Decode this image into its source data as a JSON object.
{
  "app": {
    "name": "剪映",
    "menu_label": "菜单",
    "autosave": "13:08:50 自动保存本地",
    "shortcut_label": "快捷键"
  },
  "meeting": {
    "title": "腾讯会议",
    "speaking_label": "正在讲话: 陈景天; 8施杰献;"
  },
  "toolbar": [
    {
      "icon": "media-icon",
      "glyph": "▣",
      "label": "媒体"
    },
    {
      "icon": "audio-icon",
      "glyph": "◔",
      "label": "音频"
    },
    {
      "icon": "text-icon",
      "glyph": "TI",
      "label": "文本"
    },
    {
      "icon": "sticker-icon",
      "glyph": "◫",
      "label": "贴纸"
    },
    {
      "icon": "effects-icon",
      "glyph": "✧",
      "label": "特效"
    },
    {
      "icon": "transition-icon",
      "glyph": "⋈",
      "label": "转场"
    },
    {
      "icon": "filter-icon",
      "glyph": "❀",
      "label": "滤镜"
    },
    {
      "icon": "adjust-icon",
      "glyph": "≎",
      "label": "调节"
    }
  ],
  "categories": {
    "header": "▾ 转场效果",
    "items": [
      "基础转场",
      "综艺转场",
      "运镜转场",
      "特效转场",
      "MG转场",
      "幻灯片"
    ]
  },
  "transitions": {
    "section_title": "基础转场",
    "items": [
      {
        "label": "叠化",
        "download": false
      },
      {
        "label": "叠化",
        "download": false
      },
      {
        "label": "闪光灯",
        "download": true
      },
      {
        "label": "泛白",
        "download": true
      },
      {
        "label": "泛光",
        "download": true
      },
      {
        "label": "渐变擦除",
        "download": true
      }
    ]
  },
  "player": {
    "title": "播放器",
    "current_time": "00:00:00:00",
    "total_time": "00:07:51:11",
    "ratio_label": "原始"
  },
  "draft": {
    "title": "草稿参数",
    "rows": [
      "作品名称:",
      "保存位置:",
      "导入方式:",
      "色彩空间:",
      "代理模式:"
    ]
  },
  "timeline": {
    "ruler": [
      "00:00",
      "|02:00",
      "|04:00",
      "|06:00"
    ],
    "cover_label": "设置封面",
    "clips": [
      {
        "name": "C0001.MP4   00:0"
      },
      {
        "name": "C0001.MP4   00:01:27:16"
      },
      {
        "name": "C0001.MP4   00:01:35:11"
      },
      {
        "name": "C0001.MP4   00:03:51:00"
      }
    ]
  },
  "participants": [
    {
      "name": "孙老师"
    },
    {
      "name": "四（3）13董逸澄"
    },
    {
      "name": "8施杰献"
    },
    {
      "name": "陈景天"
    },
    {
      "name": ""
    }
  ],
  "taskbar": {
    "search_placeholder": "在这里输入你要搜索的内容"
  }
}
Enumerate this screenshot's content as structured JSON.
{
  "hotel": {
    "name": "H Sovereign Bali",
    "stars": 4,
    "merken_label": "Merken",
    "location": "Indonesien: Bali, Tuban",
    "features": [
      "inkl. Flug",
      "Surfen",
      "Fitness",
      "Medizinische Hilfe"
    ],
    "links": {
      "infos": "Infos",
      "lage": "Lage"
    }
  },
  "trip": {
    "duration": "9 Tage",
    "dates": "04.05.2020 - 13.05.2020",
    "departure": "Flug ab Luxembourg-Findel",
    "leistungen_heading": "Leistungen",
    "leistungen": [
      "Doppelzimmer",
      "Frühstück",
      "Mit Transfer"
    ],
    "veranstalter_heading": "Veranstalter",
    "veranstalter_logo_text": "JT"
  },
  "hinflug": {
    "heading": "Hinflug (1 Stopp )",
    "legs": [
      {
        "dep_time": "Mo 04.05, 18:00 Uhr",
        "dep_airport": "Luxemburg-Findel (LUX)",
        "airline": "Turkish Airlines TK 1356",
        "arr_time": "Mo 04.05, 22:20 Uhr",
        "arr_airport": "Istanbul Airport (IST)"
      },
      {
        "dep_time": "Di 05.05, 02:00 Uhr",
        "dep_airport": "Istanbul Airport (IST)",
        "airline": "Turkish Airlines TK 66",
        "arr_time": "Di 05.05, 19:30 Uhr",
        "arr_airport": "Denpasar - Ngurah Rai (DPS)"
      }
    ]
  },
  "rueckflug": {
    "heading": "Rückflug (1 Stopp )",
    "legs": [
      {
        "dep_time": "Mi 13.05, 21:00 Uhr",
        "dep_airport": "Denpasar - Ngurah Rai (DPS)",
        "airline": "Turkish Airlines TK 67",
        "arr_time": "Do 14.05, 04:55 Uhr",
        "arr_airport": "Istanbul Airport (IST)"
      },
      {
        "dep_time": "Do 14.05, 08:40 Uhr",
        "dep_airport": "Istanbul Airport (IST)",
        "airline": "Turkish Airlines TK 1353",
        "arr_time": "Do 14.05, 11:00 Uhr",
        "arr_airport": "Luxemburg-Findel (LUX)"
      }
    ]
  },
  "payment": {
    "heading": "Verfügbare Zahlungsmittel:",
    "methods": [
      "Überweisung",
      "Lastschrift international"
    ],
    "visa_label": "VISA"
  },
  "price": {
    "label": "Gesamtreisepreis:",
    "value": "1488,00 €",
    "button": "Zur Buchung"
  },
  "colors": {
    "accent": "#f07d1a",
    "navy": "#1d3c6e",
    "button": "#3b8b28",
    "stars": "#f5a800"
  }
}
================
Stated task → Reproduce each line of the material above precisely.

Task solution →
Decode this image into its source data as a JSON object.
{
  "app": {
    "name": "剪映",
    "menu_label": "菜单",
    "autosave": "13:08:50 自动保存本地",
    "shortcut_label": "快捷键"
  },
  "meeting": {
    "title": "腾讯会议",
    "speaking_label": "正在讲话: 陈景天; 8施杰献;"
  },
  "toolbar": [
    {
      "icon": "media-icon",
      "glyph": "▣",
      "label": "媒体"
    },
    {
      "icon": "audio-icon",
      "glyph": "◔",
      "label": "音频"
    },
    {
      "icon": "text-icon",
      "glyph": "TI",
      "label": "文本"
    },
    {
      "icon": "sticker-icon",
      "glyph": "◫",
      "label": "贴纸"
    },
    {
      "icon": "effects-icon",
      "glyph": "✧",
      "label": "特效"
    },
    {
      "icon": "transition-icon",
      "glyph": "⋈",
      "label": "转场"
    },
    {
      "icon": "filter-icon",
      "glyph": "❀",
      "label": "滤镜"
    },
    {
      "icon": "adjust-icon",
      "glyph": "≎",
      "label": "调节"
    }
  ],
  "categories": {
    "header": "▾ 转场效果",
    "items": [
      "基础转场",
      "综艺转场",
      "运镜转场",
      "特效转场",
      "MG转场",
      "幻灯片"
    ]
  },
  "transitions": {
    "section_title": "基础转场",
    "items": [
      {
        "label": "叠化",
        "download": false
      },
      {
        "label": "叠化",
        "download": false
      },
      {
        "label": "闪光灯",
        "download": true
      },
      {
        "label": "泛白",
        "download": true
      },
      {
        "label": "泛光",
        "download": true
      },
      {
        "label": "渐变擦除",
        "download": true
      }
    ]
  },
  "player": {
    "title": "播放器",
    "current_time": "00:00:00:00",
    "total_time": "00:07:51:11",
    "ratio_label": "原始"
  },
  "draft": {
    "title": "草稿参数",
    "rows": [
      "作品名称:",
      "保存位置:",
      "导入方式:",
      "色彩空间:",
      "代理模式:"
    ]
  },
  "timeline": {
    "ruler": [
      "00:00",
      "|02:00",
      "|04:00",
      "|06:00"
    ],
    "cover_label": "设置封面",
    "clips": [
      {
        "name": "C0001.MP4   00:0"
      },
      {
        "name": "C0001.MP4   00:01:27:16"
      },
      {
        "name": "C0001.MP4   00:01:35:11"
      },
      {
        "name": "C0001.MP4   00:03:51:00"
      }
    ]
  },
  "participants": [
    {
      "name": "孙老师"
    },
    {
      "name": "四（3）13董逸澄"
    },
    {
      "name": "8施杰献"
    },
    {
      "name": "陈景天"
    },
    {
      "name": ""
    }
  ],
  "taskbar": {
    "search_placeholder": "在这里输入你要搜索的内容"
  }
}
Enumerate this screenshot's content as structured JSON.
{
  "hotel": {
    "name": "H Sovereign Bali",
    "stars": 4,
    "merken_label": "Merken",
    "location": "Indonesien: Bali, Tuban",
    "features": [
      "inkl. Flug",
      "Surfen",
      "Fitness",
      "Medizinische Hilfe"
    ],
    "links": {
      "infos": "Infos",
      "lage": "Lage"
    }
  },
  "trip": {
    "duration": "9 Tage",
    "dates": "04.05.2020 - 13.05.2020",
    "departure": "Flug ab Luxembourg-Findel",
    "leistungen_heading": "Leistungen",
    "leistungen": [
      "Doppelzimmer",
      "Frühstück",
      "Mit Transfer"
    ],
    "veranstalter_heading": "Veranstalter",
    "veranstalter_logo_text": "JT"
  },
  "hinflug": {
    "heading": "Hinflug (1 Stopp )",
    "legs": [
      {
        "dep_time": "Mo 04.05, 18:00 Uhr",
        "dep_airport": "Luxemburg-Findel (LUX)",
        "airline": "Turkish Airlines TK 1356",
        "arr_time": "Mo 04.05, 22:20 Uhr",
        "arr_airport": "Istanbul Airport (IST)"
      },
      {
        "dep_time": "Di 05.05, 02:00 Uhr",
        "dep_airport": "Istanbul Airport (IST)",
        "airline": "Turkish Airlines TK 66",
        "arr_time": "Di 05.05, 19:30 Uhr",
        "arr_airport": "Denpasar - Ngurah Rai (DPS)"
      }
    ]
  },
  "rueckflug": {
    "heading": "Rückflug (1 Stopp )",
    "legs": [
      {
        "dep_time": "Mi 13.05, 21:00 Uhr",
        "dep_airport": "Denpasar - Ngurah Rai (DPS)",
        "airline": "Turkish Airlines TK 67",
        "arr_time": "Do 14.05, 04:55 Uhr",
        "arr_airport": "Istanbul Airport (IST)"
      },
      {
        "dep_time": "Do 14.05, 08:40 Uhr",
        "dep_airport": "Istanbul Airport (IST)",
        "airline": "Turkish Airlines TK 1353",
        "arr_time": "Do 14.05, 11:00 Uhr",
        "arr_airport": "Luxemburg-Findel (LUX)"
      }
    ]
  },
  "payment": {
    "heading": "Verfügbare Zahlungsmittel:",
    "methods": [
      "Überweisung",
      "Lastschrift international"
    ],
    "visa_label": "VISA"
  },
  "price": {
    "label": "Gesamtreisepreis:",
    "value": "1488,00 €",
    "button": "Zur Buchung"
  },
  "colors": {
    "accent": "#f07d1a",
    "navy": "#1d3c6e",
    "button": "#3b8b28",
    "stars": "#f5a800"
  }
}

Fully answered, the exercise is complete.